┌──

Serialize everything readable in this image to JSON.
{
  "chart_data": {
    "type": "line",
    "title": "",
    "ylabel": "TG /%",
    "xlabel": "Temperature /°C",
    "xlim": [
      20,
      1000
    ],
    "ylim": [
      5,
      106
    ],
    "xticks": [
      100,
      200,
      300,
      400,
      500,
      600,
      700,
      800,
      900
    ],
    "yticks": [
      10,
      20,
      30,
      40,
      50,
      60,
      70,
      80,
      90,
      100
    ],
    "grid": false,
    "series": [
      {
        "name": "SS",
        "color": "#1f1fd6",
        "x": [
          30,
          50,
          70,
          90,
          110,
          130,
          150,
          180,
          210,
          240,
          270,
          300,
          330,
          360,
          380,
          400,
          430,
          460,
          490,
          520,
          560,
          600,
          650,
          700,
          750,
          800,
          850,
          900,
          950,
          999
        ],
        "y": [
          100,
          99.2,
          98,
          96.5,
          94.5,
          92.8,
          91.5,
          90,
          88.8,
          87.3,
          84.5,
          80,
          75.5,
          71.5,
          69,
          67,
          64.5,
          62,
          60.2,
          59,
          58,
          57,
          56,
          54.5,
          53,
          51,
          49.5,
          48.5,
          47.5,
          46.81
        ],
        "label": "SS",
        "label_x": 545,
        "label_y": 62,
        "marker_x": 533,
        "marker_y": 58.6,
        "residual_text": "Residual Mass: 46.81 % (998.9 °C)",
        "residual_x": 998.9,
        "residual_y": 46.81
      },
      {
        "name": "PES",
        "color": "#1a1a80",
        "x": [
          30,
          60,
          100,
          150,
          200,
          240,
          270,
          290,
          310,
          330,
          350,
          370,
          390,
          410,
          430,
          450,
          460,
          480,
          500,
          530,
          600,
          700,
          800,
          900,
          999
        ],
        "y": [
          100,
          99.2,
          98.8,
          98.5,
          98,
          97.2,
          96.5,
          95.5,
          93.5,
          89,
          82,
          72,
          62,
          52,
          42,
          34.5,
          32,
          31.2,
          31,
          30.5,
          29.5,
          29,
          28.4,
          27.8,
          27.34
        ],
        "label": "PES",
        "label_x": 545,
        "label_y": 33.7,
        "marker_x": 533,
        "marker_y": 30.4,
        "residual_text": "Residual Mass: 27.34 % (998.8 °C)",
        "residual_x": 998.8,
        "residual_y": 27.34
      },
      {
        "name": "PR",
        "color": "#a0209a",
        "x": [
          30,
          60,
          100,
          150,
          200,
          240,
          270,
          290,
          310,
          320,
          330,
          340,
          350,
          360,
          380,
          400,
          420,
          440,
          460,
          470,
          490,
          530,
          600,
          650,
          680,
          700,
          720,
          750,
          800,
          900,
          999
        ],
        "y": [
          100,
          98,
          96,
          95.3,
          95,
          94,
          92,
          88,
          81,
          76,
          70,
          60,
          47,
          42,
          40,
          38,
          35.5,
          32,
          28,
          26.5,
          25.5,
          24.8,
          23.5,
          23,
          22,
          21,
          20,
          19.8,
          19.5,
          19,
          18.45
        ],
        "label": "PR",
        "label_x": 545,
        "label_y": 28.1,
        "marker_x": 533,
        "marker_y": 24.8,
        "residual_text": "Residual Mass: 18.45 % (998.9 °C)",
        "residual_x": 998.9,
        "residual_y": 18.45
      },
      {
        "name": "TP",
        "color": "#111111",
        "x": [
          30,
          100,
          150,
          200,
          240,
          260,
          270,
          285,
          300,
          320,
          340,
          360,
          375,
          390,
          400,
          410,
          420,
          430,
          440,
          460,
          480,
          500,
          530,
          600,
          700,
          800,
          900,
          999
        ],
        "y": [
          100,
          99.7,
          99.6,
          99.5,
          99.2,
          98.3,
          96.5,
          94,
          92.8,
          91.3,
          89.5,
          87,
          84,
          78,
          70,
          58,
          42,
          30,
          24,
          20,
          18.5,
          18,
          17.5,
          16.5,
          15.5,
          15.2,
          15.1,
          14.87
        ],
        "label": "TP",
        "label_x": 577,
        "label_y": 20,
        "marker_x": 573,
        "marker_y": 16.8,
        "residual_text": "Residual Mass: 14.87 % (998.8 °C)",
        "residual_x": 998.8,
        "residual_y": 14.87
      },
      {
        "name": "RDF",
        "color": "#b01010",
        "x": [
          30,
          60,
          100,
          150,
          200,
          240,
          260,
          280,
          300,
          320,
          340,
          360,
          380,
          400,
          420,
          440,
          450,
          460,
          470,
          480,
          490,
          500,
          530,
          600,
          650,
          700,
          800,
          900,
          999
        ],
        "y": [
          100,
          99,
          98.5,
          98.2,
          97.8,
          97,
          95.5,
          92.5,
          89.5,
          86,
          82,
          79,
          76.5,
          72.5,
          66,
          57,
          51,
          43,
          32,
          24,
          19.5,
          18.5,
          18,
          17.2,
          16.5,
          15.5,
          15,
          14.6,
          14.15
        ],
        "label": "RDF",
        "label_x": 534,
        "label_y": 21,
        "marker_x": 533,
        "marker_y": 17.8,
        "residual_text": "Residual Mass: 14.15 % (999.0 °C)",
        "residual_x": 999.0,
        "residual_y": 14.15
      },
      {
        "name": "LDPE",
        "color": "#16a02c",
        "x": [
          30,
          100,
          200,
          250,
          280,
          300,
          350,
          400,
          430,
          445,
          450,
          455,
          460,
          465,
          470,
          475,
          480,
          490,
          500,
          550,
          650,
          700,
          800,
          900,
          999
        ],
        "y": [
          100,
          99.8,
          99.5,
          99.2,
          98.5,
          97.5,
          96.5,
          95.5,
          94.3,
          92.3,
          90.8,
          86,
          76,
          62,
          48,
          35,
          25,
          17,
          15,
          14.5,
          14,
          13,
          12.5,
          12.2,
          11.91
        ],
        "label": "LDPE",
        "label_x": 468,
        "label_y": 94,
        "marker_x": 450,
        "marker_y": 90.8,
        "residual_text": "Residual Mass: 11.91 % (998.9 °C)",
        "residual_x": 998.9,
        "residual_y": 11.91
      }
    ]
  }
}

└──

Count every line above that holds the string "name" and give the total, nothing more.

**Answer to the exercise**
6